··· Record excerpts
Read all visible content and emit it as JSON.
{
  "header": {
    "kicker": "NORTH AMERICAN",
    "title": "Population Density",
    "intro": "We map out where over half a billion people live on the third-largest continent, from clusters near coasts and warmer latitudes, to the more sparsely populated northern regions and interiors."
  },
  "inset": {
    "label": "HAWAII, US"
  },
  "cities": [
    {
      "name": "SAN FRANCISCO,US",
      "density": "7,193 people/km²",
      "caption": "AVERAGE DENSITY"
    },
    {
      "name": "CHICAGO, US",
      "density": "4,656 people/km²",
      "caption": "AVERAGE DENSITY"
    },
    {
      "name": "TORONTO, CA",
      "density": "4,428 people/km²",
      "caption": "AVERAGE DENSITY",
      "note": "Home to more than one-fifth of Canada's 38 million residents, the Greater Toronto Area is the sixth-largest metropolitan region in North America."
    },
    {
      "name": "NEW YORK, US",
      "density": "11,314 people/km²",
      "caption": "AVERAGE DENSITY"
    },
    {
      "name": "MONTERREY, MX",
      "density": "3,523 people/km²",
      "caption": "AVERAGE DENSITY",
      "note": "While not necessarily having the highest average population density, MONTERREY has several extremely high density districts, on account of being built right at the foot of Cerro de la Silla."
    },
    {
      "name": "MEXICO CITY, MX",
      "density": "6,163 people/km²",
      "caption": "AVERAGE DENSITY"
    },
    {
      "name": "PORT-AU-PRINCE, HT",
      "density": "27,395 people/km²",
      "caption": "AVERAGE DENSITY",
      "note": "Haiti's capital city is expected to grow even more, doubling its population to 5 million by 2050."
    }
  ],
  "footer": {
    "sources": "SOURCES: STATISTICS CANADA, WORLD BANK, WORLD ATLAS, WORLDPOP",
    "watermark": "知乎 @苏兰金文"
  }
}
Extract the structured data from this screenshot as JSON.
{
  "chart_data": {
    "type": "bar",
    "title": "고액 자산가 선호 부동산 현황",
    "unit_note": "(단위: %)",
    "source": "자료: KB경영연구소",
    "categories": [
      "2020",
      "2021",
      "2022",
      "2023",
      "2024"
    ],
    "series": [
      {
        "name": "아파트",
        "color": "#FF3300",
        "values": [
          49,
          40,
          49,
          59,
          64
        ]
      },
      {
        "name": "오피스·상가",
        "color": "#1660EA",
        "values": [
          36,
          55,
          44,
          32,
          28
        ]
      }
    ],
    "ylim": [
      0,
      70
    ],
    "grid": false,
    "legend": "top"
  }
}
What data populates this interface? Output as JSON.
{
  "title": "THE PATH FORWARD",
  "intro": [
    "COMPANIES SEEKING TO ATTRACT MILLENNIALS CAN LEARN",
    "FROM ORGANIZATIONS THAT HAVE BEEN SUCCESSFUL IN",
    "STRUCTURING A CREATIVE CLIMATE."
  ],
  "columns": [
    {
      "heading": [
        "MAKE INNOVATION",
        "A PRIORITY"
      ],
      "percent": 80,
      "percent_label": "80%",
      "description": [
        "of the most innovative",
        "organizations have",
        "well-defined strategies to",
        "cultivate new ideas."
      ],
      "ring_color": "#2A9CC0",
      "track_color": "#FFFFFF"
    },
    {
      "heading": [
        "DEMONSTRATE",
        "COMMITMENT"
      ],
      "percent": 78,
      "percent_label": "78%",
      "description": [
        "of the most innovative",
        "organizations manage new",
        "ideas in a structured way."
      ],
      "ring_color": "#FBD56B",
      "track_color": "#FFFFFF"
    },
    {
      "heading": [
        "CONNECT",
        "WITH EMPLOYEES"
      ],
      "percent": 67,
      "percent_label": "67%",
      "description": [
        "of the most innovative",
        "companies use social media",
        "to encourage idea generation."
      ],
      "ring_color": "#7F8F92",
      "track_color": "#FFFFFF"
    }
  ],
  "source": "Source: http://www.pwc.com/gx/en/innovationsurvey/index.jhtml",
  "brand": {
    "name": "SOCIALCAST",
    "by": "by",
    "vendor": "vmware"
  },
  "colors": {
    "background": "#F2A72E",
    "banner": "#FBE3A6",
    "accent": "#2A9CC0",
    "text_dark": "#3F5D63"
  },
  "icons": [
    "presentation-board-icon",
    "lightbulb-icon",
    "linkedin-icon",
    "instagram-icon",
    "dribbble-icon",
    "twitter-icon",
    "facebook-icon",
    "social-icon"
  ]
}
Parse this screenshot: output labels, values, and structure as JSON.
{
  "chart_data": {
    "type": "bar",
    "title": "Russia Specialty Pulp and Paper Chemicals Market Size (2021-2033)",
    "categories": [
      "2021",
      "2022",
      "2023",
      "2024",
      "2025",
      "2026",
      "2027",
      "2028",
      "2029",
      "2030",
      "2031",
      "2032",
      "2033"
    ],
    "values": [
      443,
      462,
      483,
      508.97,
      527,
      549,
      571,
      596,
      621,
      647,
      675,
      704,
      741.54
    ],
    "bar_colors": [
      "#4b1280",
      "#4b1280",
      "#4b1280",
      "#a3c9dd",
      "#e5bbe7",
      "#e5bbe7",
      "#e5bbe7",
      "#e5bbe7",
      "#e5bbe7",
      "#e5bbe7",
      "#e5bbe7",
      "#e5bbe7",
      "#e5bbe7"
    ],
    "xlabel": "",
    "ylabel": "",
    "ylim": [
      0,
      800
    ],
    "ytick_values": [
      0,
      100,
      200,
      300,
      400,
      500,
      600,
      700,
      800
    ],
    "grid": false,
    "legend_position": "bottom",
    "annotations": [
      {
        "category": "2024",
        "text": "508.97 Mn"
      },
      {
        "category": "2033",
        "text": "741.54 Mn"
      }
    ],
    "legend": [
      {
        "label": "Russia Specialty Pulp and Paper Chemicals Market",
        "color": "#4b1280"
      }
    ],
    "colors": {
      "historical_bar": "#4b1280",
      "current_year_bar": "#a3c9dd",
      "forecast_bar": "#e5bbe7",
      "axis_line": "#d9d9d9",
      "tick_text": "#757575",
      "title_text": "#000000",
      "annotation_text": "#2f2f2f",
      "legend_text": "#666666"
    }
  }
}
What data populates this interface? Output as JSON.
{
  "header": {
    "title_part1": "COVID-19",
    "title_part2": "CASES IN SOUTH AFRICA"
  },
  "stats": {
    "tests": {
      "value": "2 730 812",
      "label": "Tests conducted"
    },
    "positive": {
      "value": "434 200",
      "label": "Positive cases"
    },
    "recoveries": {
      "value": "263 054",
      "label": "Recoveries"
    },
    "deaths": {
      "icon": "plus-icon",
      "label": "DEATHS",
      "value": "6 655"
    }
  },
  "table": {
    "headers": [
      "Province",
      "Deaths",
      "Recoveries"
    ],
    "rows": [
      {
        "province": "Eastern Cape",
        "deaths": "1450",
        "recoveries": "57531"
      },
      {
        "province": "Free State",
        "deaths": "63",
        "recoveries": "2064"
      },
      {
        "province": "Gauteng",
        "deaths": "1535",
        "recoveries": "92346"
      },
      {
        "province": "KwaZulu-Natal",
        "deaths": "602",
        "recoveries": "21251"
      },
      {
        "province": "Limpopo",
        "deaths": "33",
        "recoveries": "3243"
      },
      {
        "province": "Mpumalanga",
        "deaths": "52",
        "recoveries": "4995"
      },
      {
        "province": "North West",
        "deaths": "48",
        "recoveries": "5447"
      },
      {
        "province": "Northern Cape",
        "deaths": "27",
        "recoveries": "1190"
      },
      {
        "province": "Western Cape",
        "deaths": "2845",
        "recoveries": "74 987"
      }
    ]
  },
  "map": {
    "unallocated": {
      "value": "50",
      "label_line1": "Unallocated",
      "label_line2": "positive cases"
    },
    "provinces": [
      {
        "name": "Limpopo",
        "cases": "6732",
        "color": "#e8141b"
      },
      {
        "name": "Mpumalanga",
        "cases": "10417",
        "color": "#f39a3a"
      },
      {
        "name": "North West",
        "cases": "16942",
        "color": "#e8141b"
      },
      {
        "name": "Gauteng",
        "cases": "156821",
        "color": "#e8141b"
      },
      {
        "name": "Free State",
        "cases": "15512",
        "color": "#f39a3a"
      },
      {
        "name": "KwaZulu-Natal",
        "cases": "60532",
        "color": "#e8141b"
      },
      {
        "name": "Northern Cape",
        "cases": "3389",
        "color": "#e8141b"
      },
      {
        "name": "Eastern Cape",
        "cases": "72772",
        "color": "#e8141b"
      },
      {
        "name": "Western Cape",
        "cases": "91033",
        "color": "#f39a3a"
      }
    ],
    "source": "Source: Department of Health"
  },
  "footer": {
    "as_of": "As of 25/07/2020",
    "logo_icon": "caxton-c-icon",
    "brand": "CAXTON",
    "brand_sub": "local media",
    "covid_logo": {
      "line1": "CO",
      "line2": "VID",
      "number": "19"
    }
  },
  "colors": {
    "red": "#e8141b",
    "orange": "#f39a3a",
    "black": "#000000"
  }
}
······
Exercise task
Take each line containing the string "Specialty" and copy it out.

Solution for this task
    "title": "Russia Specialty Pulp and Paper Chemicals Market Size (2021-2033)",
        "label": "Russia Specialty Pulp and Paper Chemicals Market",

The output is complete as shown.